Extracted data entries

──────────

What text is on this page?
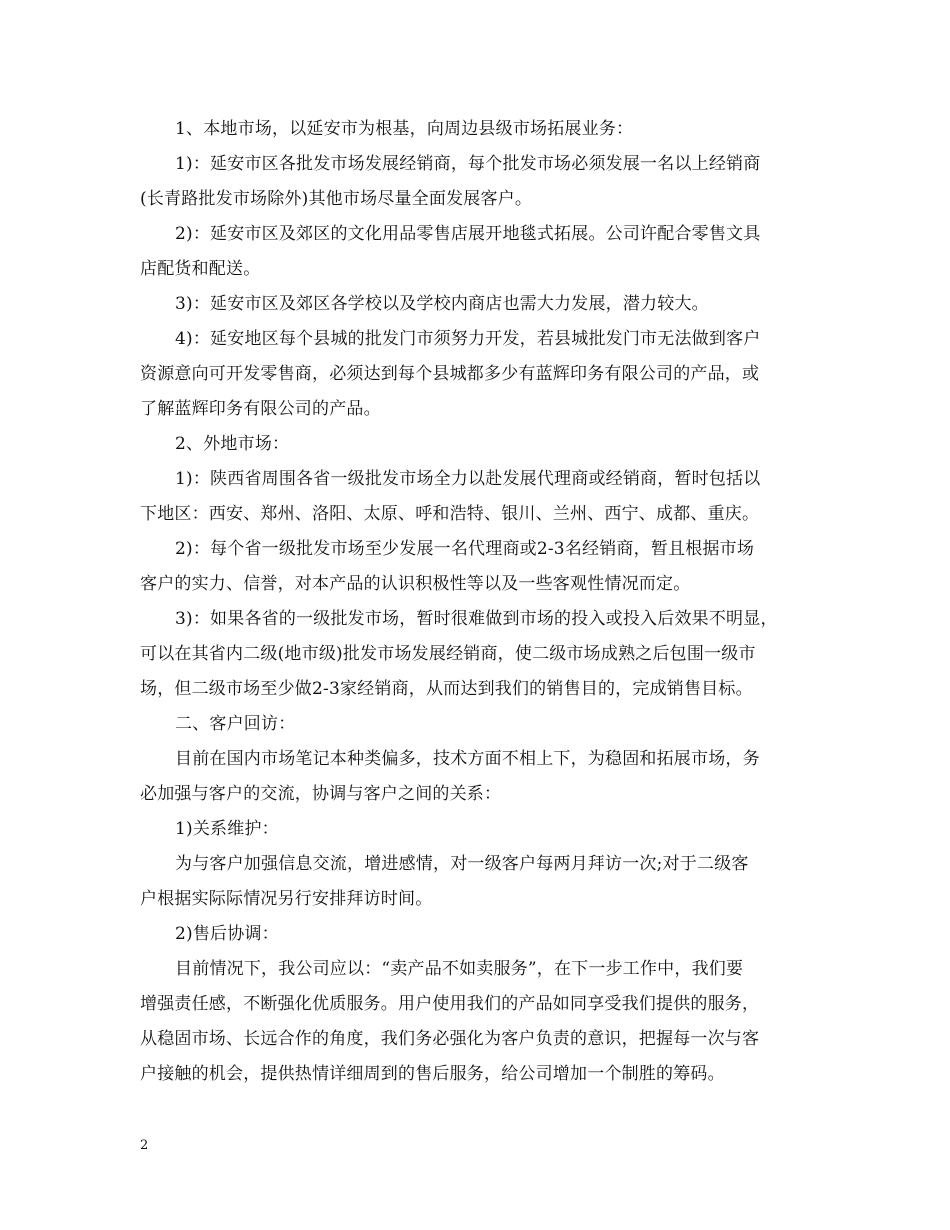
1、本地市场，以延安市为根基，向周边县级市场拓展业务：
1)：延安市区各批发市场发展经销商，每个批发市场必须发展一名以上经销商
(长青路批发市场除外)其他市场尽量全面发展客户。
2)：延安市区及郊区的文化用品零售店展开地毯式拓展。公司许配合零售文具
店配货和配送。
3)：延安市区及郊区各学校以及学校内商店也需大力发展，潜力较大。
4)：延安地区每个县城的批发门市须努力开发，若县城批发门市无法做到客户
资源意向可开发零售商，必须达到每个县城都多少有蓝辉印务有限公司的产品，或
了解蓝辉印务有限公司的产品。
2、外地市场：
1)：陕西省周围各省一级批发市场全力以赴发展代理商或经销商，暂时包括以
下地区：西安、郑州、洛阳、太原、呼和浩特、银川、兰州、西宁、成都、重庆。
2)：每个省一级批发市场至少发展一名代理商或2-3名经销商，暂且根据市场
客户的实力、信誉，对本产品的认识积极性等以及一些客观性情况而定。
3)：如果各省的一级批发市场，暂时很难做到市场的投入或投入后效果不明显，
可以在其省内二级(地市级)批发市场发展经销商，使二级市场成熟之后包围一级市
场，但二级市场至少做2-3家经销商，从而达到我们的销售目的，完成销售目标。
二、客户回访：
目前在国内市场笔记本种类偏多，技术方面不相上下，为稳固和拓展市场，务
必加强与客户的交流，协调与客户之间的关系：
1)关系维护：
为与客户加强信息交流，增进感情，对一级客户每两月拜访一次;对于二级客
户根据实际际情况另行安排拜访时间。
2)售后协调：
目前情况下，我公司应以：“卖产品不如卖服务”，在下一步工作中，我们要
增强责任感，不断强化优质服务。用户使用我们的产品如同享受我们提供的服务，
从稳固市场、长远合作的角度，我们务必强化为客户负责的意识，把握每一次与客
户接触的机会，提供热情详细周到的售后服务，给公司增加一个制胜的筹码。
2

──────────

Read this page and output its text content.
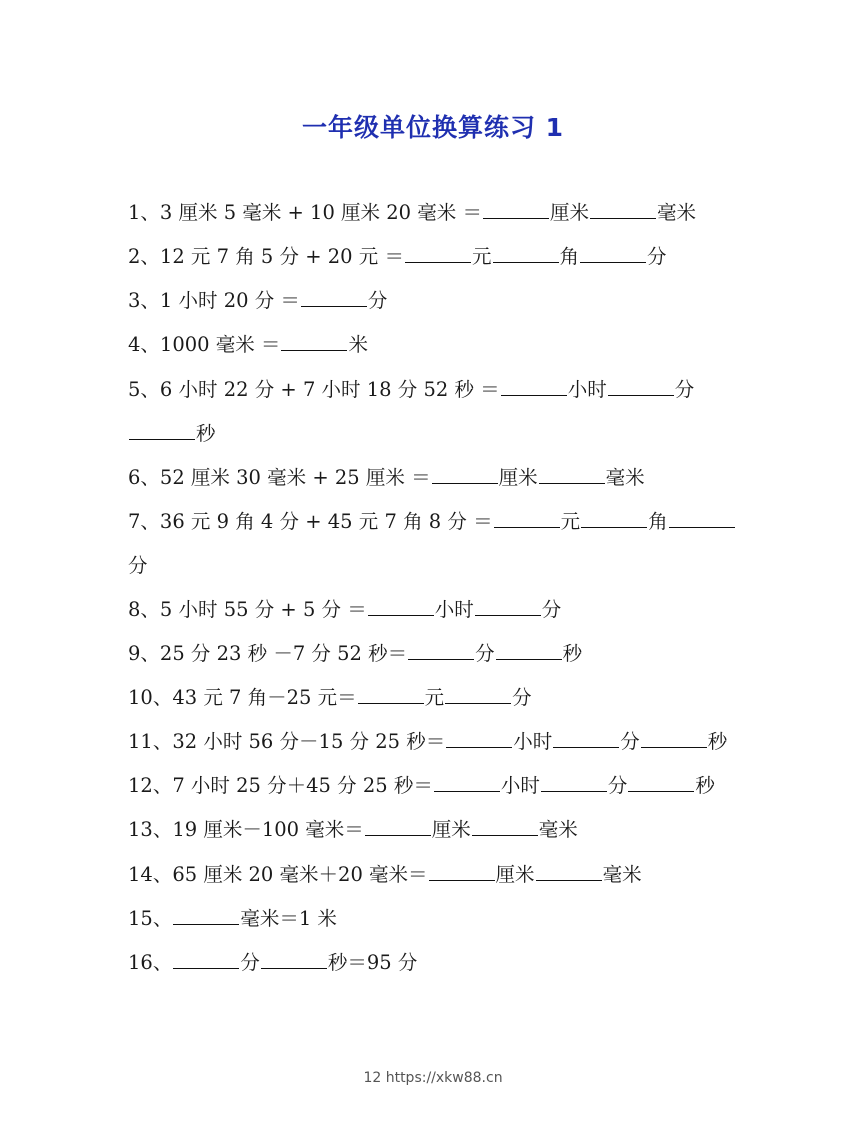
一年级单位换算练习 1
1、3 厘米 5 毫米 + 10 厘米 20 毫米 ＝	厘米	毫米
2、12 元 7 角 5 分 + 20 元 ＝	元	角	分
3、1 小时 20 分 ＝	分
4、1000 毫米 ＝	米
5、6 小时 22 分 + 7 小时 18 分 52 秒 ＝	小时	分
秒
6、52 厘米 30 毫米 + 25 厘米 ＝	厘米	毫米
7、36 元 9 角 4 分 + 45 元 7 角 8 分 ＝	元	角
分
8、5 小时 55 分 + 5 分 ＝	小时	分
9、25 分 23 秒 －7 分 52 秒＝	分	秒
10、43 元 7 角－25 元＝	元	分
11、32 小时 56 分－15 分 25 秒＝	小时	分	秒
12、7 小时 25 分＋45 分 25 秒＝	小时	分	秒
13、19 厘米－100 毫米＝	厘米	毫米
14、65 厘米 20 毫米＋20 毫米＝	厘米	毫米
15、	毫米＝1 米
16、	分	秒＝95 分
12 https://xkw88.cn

──────────

_YOUR OBJECTIVE:_
Point out every line holding the string "text" and copy it.

_REPLY TO THE TASK:_
What text is on this page?
Read this page and output its text content.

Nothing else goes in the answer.